_THE TASK_
All of the records below should be output exactly.

_SUPPLIED MATERIAL_
* * *

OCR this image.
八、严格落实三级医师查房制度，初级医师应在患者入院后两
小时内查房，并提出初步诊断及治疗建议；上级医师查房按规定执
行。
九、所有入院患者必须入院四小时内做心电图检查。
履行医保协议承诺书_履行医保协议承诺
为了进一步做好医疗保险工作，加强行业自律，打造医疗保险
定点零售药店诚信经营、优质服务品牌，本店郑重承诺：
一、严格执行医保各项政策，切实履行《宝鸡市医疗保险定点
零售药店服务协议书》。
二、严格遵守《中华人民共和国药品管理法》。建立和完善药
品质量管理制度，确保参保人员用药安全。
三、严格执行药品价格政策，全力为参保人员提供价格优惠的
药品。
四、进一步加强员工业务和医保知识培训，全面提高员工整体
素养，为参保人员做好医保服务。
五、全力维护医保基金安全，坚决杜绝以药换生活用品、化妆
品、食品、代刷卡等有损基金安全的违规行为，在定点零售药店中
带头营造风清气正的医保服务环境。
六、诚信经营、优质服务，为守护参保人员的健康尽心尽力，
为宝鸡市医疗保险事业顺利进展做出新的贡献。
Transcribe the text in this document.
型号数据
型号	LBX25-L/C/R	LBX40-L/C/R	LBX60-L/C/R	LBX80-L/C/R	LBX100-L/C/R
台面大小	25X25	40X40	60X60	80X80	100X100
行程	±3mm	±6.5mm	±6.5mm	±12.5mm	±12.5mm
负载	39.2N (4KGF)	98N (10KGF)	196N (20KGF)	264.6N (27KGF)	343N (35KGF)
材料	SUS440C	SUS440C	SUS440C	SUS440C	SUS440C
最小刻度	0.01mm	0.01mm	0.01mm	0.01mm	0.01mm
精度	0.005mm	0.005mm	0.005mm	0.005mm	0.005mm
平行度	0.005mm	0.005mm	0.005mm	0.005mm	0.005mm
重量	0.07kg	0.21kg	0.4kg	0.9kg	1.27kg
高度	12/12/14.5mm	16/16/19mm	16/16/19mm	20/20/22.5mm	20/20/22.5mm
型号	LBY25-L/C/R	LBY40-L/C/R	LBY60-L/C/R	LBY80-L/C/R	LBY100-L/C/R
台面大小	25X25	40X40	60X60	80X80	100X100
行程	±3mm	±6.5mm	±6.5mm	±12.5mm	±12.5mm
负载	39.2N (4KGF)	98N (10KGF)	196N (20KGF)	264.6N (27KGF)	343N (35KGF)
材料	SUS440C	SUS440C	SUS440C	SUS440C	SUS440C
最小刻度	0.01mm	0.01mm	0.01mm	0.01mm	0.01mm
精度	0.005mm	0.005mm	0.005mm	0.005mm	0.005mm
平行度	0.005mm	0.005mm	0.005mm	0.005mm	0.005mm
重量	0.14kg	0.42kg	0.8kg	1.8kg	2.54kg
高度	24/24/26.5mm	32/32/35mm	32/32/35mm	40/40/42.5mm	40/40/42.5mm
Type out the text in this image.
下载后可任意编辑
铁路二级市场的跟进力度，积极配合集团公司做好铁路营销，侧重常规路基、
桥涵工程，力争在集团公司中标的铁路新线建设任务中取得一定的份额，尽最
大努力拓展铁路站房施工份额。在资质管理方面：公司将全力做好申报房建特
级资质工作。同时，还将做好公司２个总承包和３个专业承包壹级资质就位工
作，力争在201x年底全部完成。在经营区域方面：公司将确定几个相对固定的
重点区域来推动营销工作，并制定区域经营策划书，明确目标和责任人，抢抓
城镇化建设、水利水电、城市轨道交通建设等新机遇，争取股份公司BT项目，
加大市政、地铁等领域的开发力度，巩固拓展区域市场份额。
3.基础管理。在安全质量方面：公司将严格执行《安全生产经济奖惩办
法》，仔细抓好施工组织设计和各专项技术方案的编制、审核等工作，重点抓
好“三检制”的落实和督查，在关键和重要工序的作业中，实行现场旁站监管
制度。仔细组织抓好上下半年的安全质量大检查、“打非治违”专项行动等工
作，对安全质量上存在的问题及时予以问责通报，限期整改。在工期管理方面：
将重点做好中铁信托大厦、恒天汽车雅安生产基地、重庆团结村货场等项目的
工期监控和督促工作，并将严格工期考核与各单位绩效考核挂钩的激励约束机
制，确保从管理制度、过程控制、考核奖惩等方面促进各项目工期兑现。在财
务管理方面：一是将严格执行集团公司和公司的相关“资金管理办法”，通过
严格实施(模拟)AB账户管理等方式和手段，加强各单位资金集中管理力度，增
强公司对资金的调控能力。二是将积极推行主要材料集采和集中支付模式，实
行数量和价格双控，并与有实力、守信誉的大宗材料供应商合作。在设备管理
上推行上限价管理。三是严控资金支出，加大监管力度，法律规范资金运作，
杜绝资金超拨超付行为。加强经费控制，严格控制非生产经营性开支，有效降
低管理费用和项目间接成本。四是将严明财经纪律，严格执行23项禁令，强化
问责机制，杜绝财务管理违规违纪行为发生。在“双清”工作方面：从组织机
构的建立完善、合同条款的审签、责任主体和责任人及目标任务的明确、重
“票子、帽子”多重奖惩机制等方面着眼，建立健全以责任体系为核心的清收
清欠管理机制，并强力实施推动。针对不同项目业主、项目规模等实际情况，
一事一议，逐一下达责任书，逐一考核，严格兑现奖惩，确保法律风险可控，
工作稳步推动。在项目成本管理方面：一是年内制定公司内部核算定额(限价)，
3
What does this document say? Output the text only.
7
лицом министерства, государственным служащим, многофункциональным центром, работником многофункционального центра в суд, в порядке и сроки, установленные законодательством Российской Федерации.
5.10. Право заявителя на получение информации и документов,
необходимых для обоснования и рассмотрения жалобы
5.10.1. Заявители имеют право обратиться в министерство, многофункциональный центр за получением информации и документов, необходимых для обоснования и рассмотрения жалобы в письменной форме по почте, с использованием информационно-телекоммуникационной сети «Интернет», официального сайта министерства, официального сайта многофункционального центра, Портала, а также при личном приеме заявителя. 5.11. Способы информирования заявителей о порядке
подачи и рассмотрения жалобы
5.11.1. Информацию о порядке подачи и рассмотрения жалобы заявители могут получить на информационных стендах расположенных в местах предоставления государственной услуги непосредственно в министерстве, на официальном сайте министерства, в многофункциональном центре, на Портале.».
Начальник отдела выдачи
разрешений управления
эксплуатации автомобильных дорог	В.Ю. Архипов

* * *

_EXERCISE OUTPUT_
OCR this image.
八、严格落实三级医师查房制度，初级医师应在患者入院后两
小时内查房，并提出初步诊断及治疗建议；上级医师查房按规定执
行。
九、所有入院患者必须入院四小时内做心电图检查。
履行医保协议承诺书_履行医保协议承诺
为了进一步做好医疗保险工作，加强行业自律，打造医疗保险
定点零售药店诚信经营、优质服务品牌，本店郑重承诺：
一、严格执行医保各项政策，切实履行《宝鸡市医疗保险定点
零售药店服务协议书》。
二、严格遵守《中华人民共和国药品管理法》。建立和完善药
品质量管理制度，确保参保人员用药安全。
三、严格执行药品价格政策，全力为参保人员提供价格优惠的
药品。
四、进一步加强员工业务和医保知识培训，全面提高员工整体
素养，为参保人员做好医保服务。
五、全力维护医保基金安全，坚决杜绝以药换生活用品、化妆
品、食品、代刷卡等有损基金安全的违规行为，在定点零售药店中
带头营造风清气正的医保服务环境。
六、诚信经营、优质服务，为守护参保人员的健康尽心尽力，
为宝鸡市医疗保险事业顺利进展做出新的贡献。
Transcribe the text in this document.
型号数据
型号	LBX25-L/C/R	LBX40-L/C/R	LBX60-L/C/R	LBX80-L/C/R	LBX100-L/C/R
台面大小	25X25	40X40	60X60	80X80	100X100
行程	±3mm	±6.5mm	±6.5mm	±12.5mm	±12.5mm
负载	39.2N (4KGF)	98N (10KGF)	196N (20KGF)	264.6N (27KGF)	343N (35KGF)
材料	SUS440C	SUS440C	SUS440C	SUS440C	SUS440C
最小刻度	0.01mm	0.01mm	0.01mm	0.01mm	0.01mm
精度	0.005mm	0.005mm	0.005mm	0.005mm	0.005mm
平行度	0.005mm	0.005mm	0.005mm	0.005mm	0.005mm
重量	0.07kg	0.21kg	0.4kg	0.9kg	1.27kg
高度	12/12/14.5mm	16/16/19mm	16/16/19mm	20/20/22.5mm	20/20/22.5mm
型号	LBY25-L/C/R	LBY40-L/C/R	LBY60-L/C/R	LBY80-L/C/R	LBY100-L/C/R
台面大小	25X25	40X40	60X60	80X80	100X100
行程	±3mm	±6.5mm	±6.5mm	±12.5mm	±12.5mm
负载	39.2N (4KGF)	98N (10KGF)	196N (20KGF)	264.6N (27KGF)	343N (35KGF)
材料	SUS440C	SUS440C	SUS440C	SUS440C	SUS440C
最小刻度	0.01mm	0.01mm	0.01mm	0.01mm	0.01mm
精度	0.005mm	0.005mm	0.005mm	0.005mm	0.005mm
平行度	0.005mm	0.005mm	0.005mm	0.005mm	0.005mm
重量	0.14kg	0.42kg	0.8kg	1.8kg	2.54kg
高度	24/24/26.5mm	32/32/35mm	32/32/35mm	40/40/42.5mm	40/40/42.5mm
Type out the text in this image.
下载后可任意编辑
铁路二级市场的跟进力度，积极配合集团公司做好铁路营销，侧重常规路基、
桥涵工程，力争在集团公司中标的铁路新线建设任务中取得一定的份额，尽最
大努力拓展铁路站房施工份额。在资质管理方面：公司将全力做好申报房建特
级资质工作。同时，还将做好公司２个总承包和３个专业承包壹级资质就位工
作，力争在201x年底全部完成。在经营区域方面：公司将确定几个相对固定的
重点区域来推动营销工作，并制定区域经营策划书，明确目标和责任人，抢抓
城镇化建设、水利水电、城市轨道交通建设等新机遇，争取股份公司BT项目，
加大市政、地铁等领域的开发力度，巩固拓展区域市场份额。
3.基础管理。在安全质量方面：公司将严格执行《安全生产经济奖惩办
法》，仔细抓好施工组织设计和各专项技术方案的编制、审核等工作，重点抓
好“三检制”的落实和督查，在关键和重要工序的作业中，实行现场旁站监管
制度。仔细组织抓好上下半年的安全质量大检查、“打非治违”专项行动等工
作，对安全质量上存在的问题及时予以问责通报，限期整改。在工期管理方面：
将重点做好中铁信托大厦、恒天汽车雅安生产基地、重庆团结村货场等项目的
工期监控和督促工作，并将严格工期考核与各单位绩效考核挂钩的激励约束机
制，确保从管理制度、过程控制、考核奖惩等方面促进各项目工期兑现。在财
务管理方面：一是将严格执行集团公司和公司的相关“资金管理办法”，通过
严格实施(模拟)AB账户管理等方式和手段，加强各单位资金集中管理力度，增
强公司对资金的调控能力。二是将积极推行主要材料集采和集中支付模式，实
行数量和价格双控，并与有实力、守信誉的大宗材料供应商合作。在设备管理
上推行上限价管理。三是严控资金支出，加大监管力度，法律规范资金运作，
杜绝资金超拨超付行为。加强经费控制，严格控制非生产经营性开支，有效降
低管理费用和项目间接成本。四是将严明财经纪律，严格执行23项禁令，强化
问责机制，杜绝财务管理违规违纪行为发生。在“双清”工作方面：从组织机
构的建立完善、合同条款的审签、责任主体和责任人及目标任务的明确、重
“票子、帽子”多重奖惩机制等方面着眼，建立健全以责任体系为核心的清收
清欠管理机制，并强力实施推动。针对不同项目业主、项目规模等实际情况，
一事一议，逐一下达责任书，逐一考核，严格兑现奖惩，确保法律风险可控，
工作稳步推动。在项目成本管理方面：一是年内制定公司内部核算定额(限价)，
3
What does this document say? Output the text only.
7
лицом министерства, государственным служащим, многофункциональным центром, работником многофункционального центра в суд, в порядке и сроки, установленные законодательством Российской Федерации.
5.10. Право заявителя на получение информации и документов,
необходимых для обоснования и рассмотрения жалобы
5.10.1. Заявители имеют право обратиться в министерство, многофункциональный центр за получением информации и документов, необходимых для обоснования и рассмотрения жалобы в письменной форме по почте, с использованием информационно-телекоммуникационной сети «Интернет», официального сайта министерства, официального сайта многофункционального центра, Портала, а также при личном приеме заявителя. 5.11. Способы информирования заявителей о порядке
подачи и рассмотрения жалобы
5.11.1. Информацию о порядке подачи и рассмотрения жалобы заявители могут получить на информационных стендах расположенных в местах предоставления государственной услуги непосредственно в министерстве, на официальном сайте министерства, в многофункциональном центре, на Портале.».
Начальник отдела выдачи
разрешений управления
эксплуатации автомобильных дорог	В.Ю. Архипов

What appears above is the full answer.